Text under study Block Start

First of all, DON’T BUY AN iPAD RIGHT NOW (Jan ’11). Reliable sources say that Apple will be announcing the next generation iPad in 3-4 weeks, and presumably will release the product in March.
I am still using paper charts for storage of pans and forms…and I’m really sick of it. I think that the final barrier has been the awkwardness for patients signing forms. Until 2010 the cleanest option was to hand patients an expensive, heavy tablet PC. However that was not without its problems. As much as I hate Apple, I really think that the iPad will be the device that finally sends medicine and dentistry into true paperless charting.
The advantages to the iPad are relatively light weight, are an impressive tech statement to patients, have great battery life, and have fantastic resale value (a 1-year old iPad usually sells on eBay for $100 less than purchase price. We don’t see this great resale value with Android devices). With 35 competing tablets introduced this week at CES, there will be a strong push toward this form factor for intermediate computing, and that’s nothing but good for us in the dental field.

Text under study Block End

Parts of the exercise —
a) Reproduce word for word the part of the article on iPads for dental charting starting with "The advantages to" and going on through "the dental field.".
b) According to the article on iPads for dental charting, how much less than the purchase price does a 1-year-old iPad usually sell for on eBay?
c) Write the next part of the article on iPads for dental charting, picking up after its final sentence.

Raw data Block Start

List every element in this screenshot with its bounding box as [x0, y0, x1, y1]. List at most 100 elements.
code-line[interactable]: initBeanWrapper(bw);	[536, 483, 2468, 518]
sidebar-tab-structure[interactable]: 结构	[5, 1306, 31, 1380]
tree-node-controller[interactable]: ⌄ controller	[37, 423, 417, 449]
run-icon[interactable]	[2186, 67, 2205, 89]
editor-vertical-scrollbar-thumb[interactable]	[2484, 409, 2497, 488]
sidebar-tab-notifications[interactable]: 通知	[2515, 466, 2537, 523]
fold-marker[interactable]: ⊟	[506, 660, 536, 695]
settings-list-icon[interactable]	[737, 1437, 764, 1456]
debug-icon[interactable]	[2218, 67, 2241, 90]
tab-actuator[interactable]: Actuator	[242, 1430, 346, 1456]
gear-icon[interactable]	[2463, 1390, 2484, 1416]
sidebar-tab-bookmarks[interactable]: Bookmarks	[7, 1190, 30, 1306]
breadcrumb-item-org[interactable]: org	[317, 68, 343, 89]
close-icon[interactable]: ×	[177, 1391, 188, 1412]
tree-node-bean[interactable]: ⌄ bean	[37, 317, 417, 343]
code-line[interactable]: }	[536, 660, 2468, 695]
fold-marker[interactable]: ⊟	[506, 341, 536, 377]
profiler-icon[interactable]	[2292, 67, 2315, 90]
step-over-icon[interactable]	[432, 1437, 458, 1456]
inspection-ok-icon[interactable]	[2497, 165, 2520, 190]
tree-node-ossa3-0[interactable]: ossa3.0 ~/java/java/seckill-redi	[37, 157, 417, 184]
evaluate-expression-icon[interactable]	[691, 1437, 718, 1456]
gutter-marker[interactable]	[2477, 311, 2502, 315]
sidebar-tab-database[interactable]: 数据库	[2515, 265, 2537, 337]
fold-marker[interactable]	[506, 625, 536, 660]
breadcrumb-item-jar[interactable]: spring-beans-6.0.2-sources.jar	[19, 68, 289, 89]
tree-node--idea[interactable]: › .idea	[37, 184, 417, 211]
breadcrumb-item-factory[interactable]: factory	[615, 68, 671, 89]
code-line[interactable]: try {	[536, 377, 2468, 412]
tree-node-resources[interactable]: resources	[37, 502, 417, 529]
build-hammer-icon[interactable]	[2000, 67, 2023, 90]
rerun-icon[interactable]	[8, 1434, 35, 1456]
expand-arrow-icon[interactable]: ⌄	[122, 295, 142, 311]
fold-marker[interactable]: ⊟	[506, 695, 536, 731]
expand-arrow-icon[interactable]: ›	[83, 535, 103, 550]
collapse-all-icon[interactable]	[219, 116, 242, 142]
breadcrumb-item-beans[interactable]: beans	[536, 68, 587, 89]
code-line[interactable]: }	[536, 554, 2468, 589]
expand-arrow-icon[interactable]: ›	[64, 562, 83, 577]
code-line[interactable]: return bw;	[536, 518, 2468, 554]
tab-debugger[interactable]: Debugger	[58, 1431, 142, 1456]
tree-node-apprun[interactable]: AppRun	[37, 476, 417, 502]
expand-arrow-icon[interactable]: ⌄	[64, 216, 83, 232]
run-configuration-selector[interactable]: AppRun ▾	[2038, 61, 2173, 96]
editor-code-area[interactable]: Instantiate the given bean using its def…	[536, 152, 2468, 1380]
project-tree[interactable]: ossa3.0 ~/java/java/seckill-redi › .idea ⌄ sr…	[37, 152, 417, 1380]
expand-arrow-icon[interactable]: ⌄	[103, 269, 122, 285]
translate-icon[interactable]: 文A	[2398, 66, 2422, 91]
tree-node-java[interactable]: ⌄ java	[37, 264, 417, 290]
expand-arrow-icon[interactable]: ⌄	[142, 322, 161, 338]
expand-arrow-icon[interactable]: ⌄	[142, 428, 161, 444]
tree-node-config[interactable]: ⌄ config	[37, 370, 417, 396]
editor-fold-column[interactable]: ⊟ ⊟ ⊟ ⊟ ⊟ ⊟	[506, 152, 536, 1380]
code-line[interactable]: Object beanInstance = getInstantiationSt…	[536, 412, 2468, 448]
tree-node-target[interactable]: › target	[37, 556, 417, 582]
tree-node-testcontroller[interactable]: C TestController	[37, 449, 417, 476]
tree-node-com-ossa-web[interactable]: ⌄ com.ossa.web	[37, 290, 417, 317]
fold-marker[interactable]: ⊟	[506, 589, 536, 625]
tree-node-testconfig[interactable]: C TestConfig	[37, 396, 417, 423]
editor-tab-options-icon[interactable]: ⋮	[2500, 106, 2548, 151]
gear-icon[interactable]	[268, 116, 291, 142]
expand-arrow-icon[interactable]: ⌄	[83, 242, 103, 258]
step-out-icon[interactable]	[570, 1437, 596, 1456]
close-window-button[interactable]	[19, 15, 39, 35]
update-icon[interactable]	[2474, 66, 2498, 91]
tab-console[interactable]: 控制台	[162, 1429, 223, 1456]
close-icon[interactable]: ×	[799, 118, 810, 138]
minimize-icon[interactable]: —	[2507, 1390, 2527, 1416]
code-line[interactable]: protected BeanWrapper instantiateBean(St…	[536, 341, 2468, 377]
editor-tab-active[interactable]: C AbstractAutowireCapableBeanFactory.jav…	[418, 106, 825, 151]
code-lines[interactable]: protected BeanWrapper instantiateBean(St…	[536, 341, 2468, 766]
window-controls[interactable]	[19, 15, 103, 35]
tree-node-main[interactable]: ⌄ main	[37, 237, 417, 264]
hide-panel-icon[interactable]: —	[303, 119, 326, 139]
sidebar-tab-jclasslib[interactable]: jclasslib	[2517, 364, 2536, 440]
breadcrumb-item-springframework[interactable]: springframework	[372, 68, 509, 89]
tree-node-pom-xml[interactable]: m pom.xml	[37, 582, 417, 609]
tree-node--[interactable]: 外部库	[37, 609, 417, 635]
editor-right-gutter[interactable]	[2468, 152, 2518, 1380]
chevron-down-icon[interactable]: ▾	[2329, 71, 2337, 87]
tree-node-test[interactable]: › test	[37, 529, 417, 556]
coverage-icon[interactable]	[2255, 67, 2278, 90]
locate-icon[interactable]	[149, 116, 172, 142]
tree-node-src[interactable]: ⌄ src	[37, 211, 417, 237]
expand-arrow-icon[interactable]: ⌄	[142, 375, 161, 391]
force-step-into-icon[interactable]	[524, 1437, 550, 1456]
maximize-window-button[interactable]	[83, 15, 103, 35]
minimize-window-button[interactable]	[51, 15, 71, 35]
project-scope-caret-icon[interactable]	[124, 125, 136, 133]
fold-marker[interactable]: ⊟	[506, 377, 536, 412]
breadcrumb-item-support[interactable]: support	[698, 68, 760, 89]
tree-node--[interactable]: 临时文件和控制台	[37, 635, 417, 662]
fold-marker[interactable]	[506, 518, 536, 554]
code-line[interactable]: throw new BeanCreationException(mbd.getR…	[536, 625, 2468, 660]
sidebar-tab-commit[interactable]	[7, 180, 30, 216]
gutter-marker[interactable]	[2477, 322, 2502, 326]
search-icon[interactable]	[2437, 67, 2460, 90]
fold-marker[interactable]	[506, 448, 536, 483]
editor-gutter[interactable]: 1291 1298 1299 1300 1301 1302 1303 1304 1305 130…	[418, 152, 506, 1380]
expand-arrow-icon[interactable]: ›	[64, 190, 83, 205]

Raw data Block End

Exercise responses —
a)
The advantages to the iPad are relatively light weight, are an impressive tech statement to patients, have great battery life, and have fantastic resale value (a 1-year old iPad usually sells on eBay for $100 less than purchase price. We don’t see this great resale value with Android devices). With 35 competing tablets introduced this week at CES, there will be a strong push toward this form factor for intermediate computing, and that’s nothing but good for us in the dental field.

b) About $100 less than the purchase price.

c)
Currently it looks like there are three different options for using an iPad in the dental offfice:
eCentral’s Kiosk
Dentrix already has the forms functionality working with the iPad. It requires an eCentral Kiosk subscription that is $50/mo. Once you are subscribed you can upload items from the Dentrix Questionnaire module for patients to complete at home or in your office using any type of PC. Because this is all handled as a web app, the user’s computer shouldn’t matter, however they have not worked out kinks in Android. With a Droid X and a Galaxy Tab, the forms do not render correctly (the virtual keyboard has an assortment of upper and lowercase letters, and borders are incorrect). As voiced earlier in this forum, the interface does NOT have a true signature. Rather, you type in initials and the transaction apparently is as legal as any other transaction that occurs on the internet (however this makes me a bit nervous because who is to say that one of our staff members didn’t go in and create a fake document for the patient). For me, though, the $100/mo cost is pretty hefty and is offputting. (the $100 includes unlimited text messaging to your patients, but we already use Google Voice and Autohotkey to send them for free). Dentrix ran all over the country last year doing $25 seminars that primarily served as sales pitches for eCentral. The message I got is that they stand to make a LOT of money getting us addicted to their service.
Pros: clean interface, seamless data importing into Family File (no double entry), simple.
Cons: lacks true signature. costs.
Correction (1/10/11): I apologize that my notes were incorrect. Kiosk is not a part of the communications manager, but rather a part of Website Manager. The $50/mo also includes the ability for patients to log in and check appointments, make payments, and more.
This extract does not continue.